=== GOAL ===
Below are records; work out how many of their lines contain "curve" and give only that number.

=== SOURCE RECORDS ===
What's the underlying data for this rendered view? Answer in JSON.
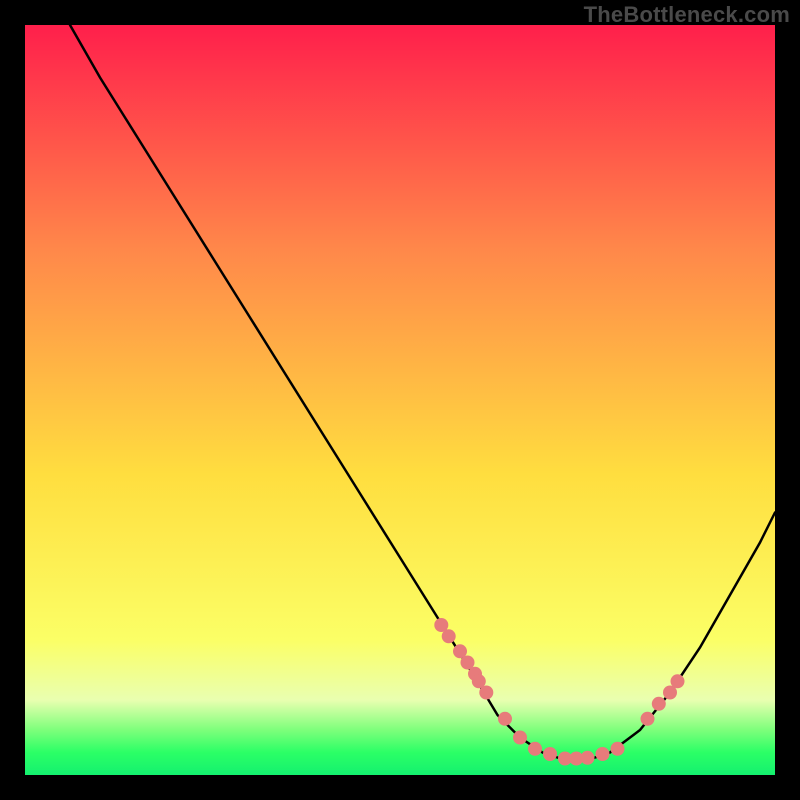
{
  "watermark": "TheBottleneck.com",
  "colors": {
    "top": "#ff1f4b",
    "mid_upper": "#ff884a",
    "mid": "#ffde3f",
    "lower_light": "#fbff66",
    "band_pale": "#e9ffb0",
    "band_green1": "#7dff7b",
    "band_green2": "#2bff66",
    "bottom": "#14f06f",
    "curve": "#000000",
    "dot": "#e77b7b"
  },
  "chart_data": {
    "type": "line",
    "title": "",
    "xlabel": "",
    "ylabel": "",
    "xlim": [
      0,
      100
    ],
    "ylim": [
      0,
      100
    ],
    "series": [
      {
        "name": "bottleneck-curve",
        "x": [
          6,
          10,
          15,
          20,
          25,
          30,
          35,
          40,
          45,
          50,
          55,
          60,
          63,
          66,
          69,
          72,
          75,
          78,
          82,
          86,
          90,
          94,
          98,
          100
        ],
        "y": [
          100,
          93,
          85,
          77,
          69,
          61,
          53,
          45,
          37,
          29,
          21,
          13,
          8,
          5,
          3,
          2,
          2,
          3,
          6,
          11,
          17,
          24,
          31,
          35
        ]
      }
    ],
    "scatter_points": {
      "name": "highlighted-points",
      "x": [
        55.5,
        56.5,
        58,
        59,
        60,
        60.5,
        61.5,
        64,
        66,
        68,
        70,
        72,
        73.5,
        75,
        77,
        79,
        83,
        84.5,
        86,
        87
      ],
      "y": [
        20,
        18.5,
        16.5,
        15,
        13.5,
        12.5,
        11,
        7.5,
        5,
        3.5,
        2.8,
        2.2,
        2.2,
        2.3,
        2.8,
        3.5,
        7.5,
        9.5,
        11,
        12.5
      ]
    }
  }
}
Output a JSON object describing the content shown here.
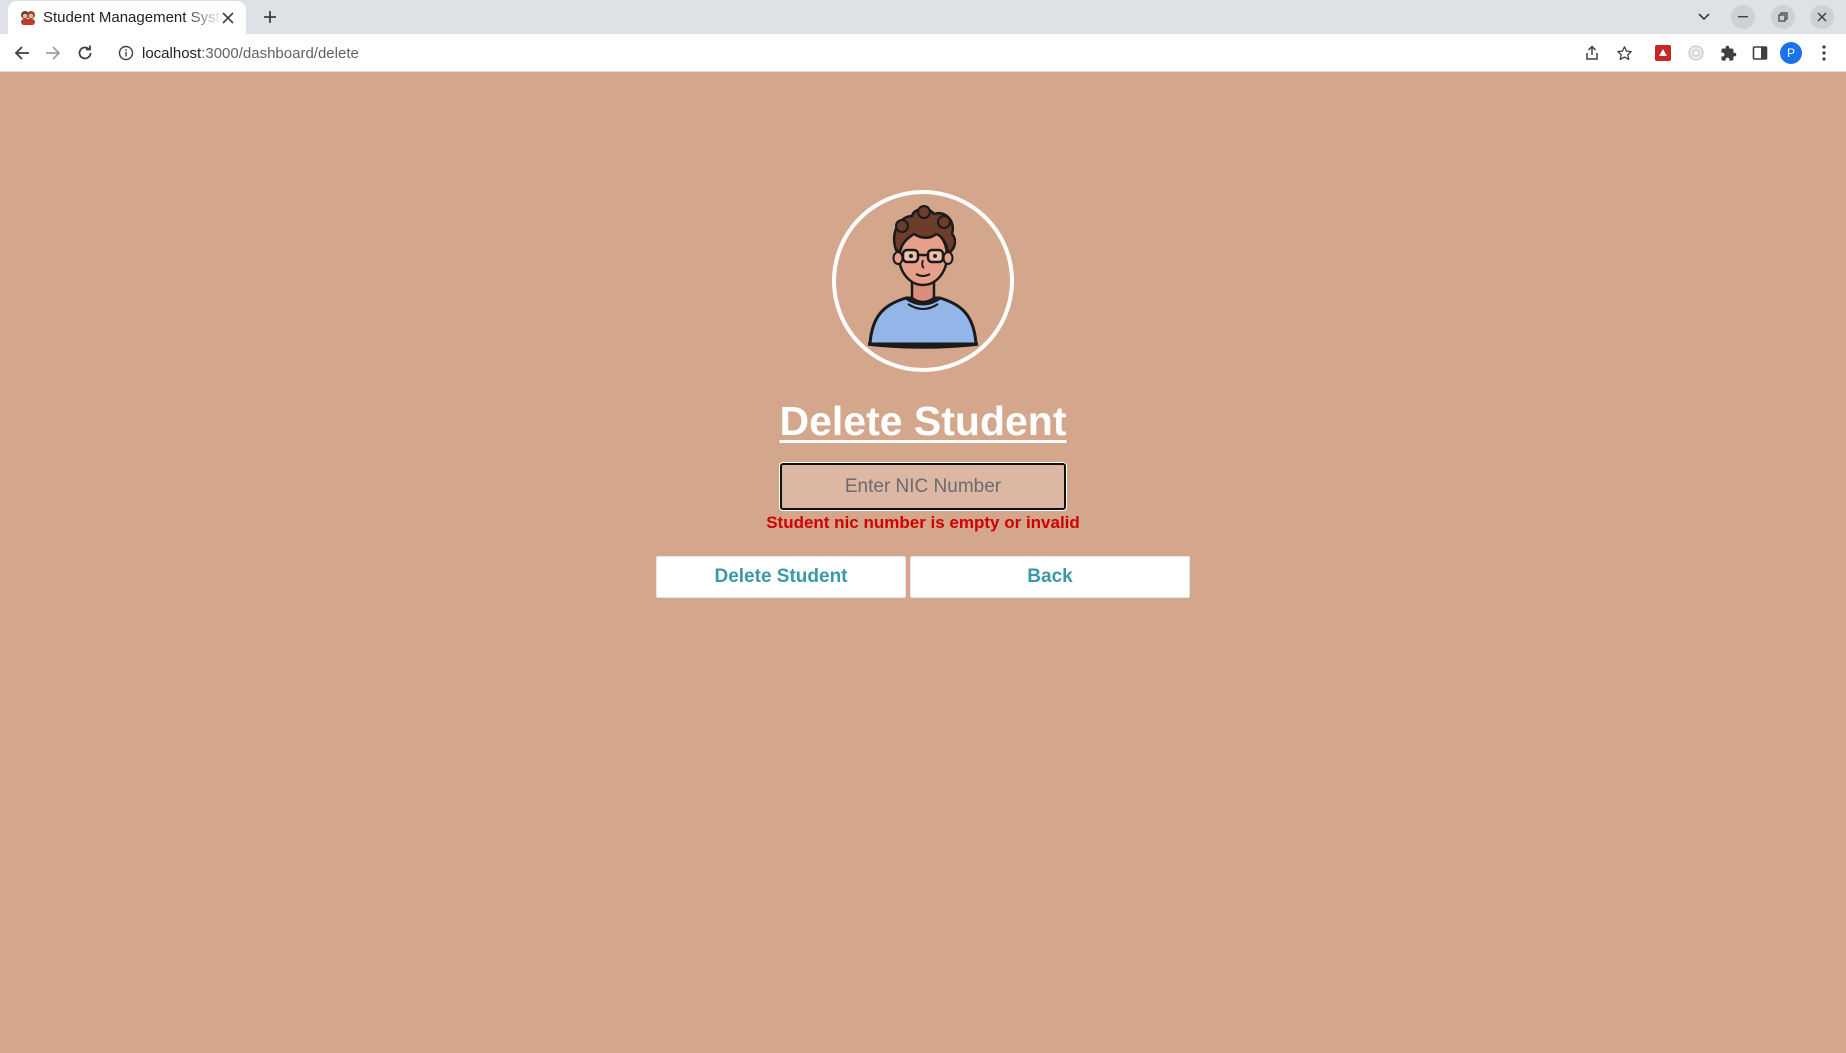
{
  "browser": {
    "tab_title": "Student Management System",
    "url_host": "localhost",
    "url_rest": ":3000/dashboard/delete",
    "profile_initial": "P",
    "icons": {
      "favicon": "students-favicon",
      "close": "close-icon",
      "new_tab": "plus-icon",
      "tab_search": "chevron-down-icon",
      "back": "arrow-left-icon",
      "forward": "arrow-right-icon",
      "reload": "reload-icon",
      "site_info": "info-icon",
      "share": "share-icon",
      "bookmark": "star-icon",
      "extensions": "puzzle-icon",
      "side_panel": "side-panel-icon",
      "menu": "kebab-menu-icon"
    }
  },
  "page": {
    "heading": "Delete Student",
    "nic_input": {
      "placeholder": "Enter NIC Number",
      "value": ""
    },
    "error_message": "Student nic number is empty or invalid",
    "buttons": {
      "delete_label": "Delete Student",
      "back_label": "Back"
    },
    "colors": {
      "background": "#d4a68c",
      "error": "#d00000",
      "button_text": "#3a9aa3",
      "heading": "#ffffff"
    }
  }
}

=== RESPONSE TO THE EXERCISE ===
2